• [Task statement]: Find each line containing the string "links". Copy it.

━━━ Exercise material

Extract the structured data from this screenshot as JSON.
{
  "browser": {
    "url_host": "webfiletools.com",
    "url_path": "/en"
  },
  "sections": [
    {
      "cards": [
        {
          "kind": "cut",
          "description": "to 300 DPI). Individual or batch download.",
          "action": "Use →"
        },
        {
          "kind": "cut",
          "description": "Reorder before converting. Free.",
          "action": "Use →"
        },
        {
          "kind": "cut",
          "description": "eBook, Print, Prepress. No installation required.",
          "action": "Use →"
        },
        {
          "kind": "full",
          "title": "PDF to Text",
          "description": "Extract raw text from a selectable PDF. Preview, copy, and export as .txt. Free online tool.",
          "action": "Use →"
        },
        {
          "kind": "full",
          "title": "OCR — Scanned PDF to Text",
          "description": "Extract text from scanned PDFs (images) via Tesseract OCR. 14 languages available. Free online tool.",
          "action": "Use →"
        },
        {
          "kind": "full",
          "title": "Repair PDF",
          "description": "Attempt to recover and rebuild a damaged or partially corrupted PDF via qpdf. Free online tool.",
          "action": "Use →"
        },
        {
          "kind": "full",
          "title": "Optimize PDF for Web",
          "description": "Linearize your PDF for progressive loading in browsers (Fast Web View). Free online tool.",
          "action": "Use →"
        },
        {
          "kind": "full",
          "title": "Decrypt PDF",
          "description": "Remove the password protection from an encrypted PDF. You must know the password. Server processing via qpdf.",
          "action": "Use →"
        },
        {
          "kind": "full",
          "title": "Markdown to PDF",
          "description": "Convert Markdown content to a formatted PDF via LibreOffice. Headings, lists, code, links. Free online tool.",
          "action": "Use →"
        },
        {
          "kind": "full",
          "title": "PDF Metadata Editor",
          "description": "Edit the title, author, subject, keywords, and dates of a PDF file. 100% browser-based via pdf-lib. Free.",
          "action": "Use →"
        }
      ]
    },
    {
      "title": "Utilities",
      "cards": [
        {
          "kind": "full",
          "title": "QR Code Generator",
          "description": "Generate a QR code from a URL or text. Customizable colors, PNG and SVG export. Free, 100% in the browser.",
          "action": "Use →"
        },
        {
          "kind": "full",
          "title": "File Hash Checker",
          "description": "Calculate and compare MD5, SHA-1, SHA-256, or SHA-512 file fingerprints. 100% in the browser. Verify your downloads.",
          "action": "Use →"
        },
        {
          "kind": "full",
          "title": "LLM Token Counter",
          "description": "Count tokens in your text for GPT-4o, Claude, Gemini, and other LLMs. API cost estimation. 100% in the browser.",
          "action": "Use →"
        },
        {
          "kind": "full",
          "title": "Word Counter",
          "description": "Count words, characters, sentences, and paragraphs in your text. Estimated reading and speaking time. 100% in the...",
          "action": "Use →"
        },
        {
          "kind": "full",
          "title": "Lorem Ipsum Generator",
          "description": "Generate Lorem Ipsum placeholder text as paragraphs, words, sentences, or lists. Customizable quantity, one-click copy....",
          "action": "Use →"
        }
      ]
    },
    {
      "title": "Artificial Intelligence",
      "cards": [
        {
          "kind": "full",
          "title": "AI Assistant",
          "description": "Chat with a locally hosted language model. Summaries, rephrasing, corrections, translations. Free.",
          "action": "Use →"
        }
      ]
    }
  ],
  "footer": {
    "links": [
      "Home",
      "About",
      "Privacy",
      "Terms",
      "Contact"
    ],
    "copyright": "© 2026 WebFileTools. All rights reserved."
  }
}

━━━━━━

• [Exercise solution]:
          "description": "Convert Markdown content to a formatted PDF via LibreOffice. Headings, lists, code, links. Free online tool.",
    "links": [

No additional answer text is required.